The server is an i2.2xlarge EC2 server with SQL 2012 Standard Edition, running on Windows Server 2012 R2.

Our backup schedule consists of daily differentials and weekly fulls, and this issue has always occurred during the full backup. By simply going through the backup files on disk I can see that it completed a couple of smaller databases (<200MBs) and then never completed one of the bigger DBs (~100GB, typical compressed size = 10GB).

While this is going on, I can remote into the machine just fine, network is good and all disks seem to perform nominally.

The timeline of what happens looks like this:

  • 0300AM: DBCC CHECKDB is run on all databases, all OK.
  • 0345AM: BACKUP is started on the ~100GB database.
  • 0347AM: SQL Server has encountered 1 occurrence(s) of I/O requests taking longer than 15 seconds to complete on file [XXX] in database id 7. The OS file handle is 0x00000000000010D4. The offset of the latest long I/O is: 0x000002dbbd0000
  • Repeat ~20 times
  • 0351AM: Time out occurred while waiting for buffer latch — type 2, bp 0000000BE55A9CC0, page 1:1864895, stat 0x40d, database id: 102, allocation unit id: 7493989815628529664, task 0x0000000B91125088 : 0, waittime 300 seconds, flags 0x1a, owning task 0x0000000B91125088. Continuing to wait.
  • Repeat ~5 hours & 500k times

The timeouts are not just from the database being backed up, but from all databases. Usually this backup procedures finishes up in 1-2 hours.

After about 5 hours we give up on it, as all external connections are failing. Attempting to stop SQL Server from the service control panel simply hangs, trying to stop. Attempting to kill the process results in an "Access denied" message – we usually have full access to kill the process, and it's been tested afterwards – the Access Denied message only comes during these events. After some time we have to reboot the machine physically as we can't get rid of the stuck sqlservr.exe process. Once the machine comes up, all is running flawlessly and all CHECKDB's come back clean. We the initiate a new full backup and it completes as expected.

Required work:
**a.** According to the SQL Server backup post, which operating system does the server run?
**b.** List every clock time given in the timeline of the SQL Server backup post.
**c.** Revise the stretch of the SQL Server backup post from "The timeouts are" through "completes as expected.", putting "restart" in place of "reboot".
You won't need the material that follows the SQL Server backup post.

Information shown:
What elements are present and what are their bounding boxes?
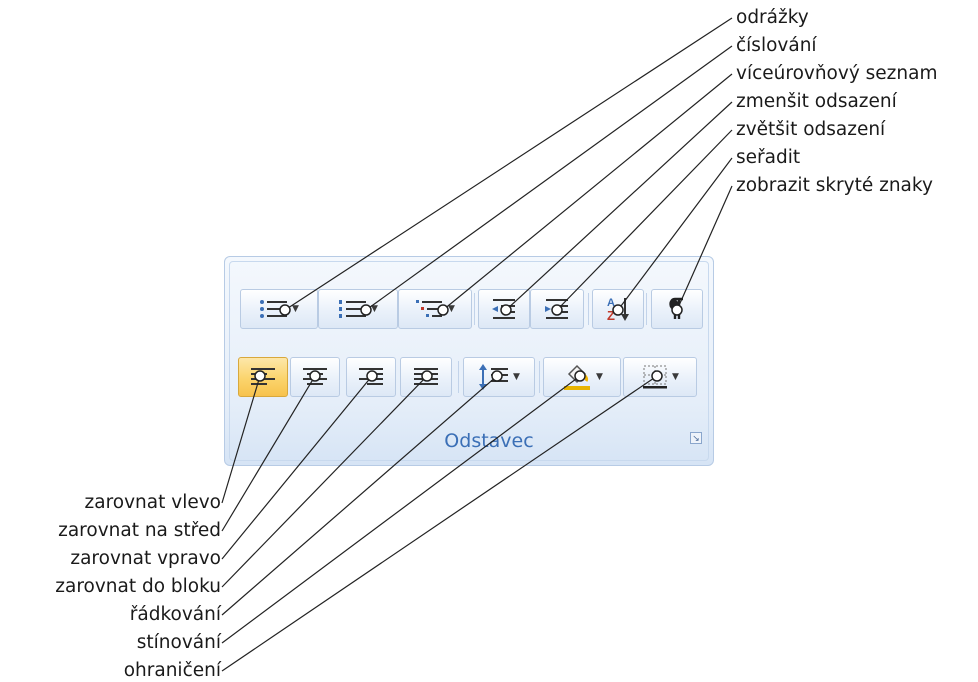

Answer list:
**a.** Windows Server 2012 R2.

**b.** 0300AM, 0345AM, 0347AM, 0351AM

**c.**
The timeouts are not just from the database being backed up, but from all databases. Usually this backup procedures finishes up in 1-2 hours.

After about 5 hours we give up on it, as all external connections are failing. Attempting to stop SQL Server from the service control panel simply hangs, trying to stop. Attempting to kill the process results in an "Access denied" message – we usually have full access to kill the process, and it's been tested afterwards – the Access Denied message only comes during these events. After some time we have to restart the machine physically as we can't get rid of the stuck sqlservr.exe process. Once the machine comes up, all is running flawlessly and all CHECKDB's come back clean. We the initiate a new full backup and it completes as expected.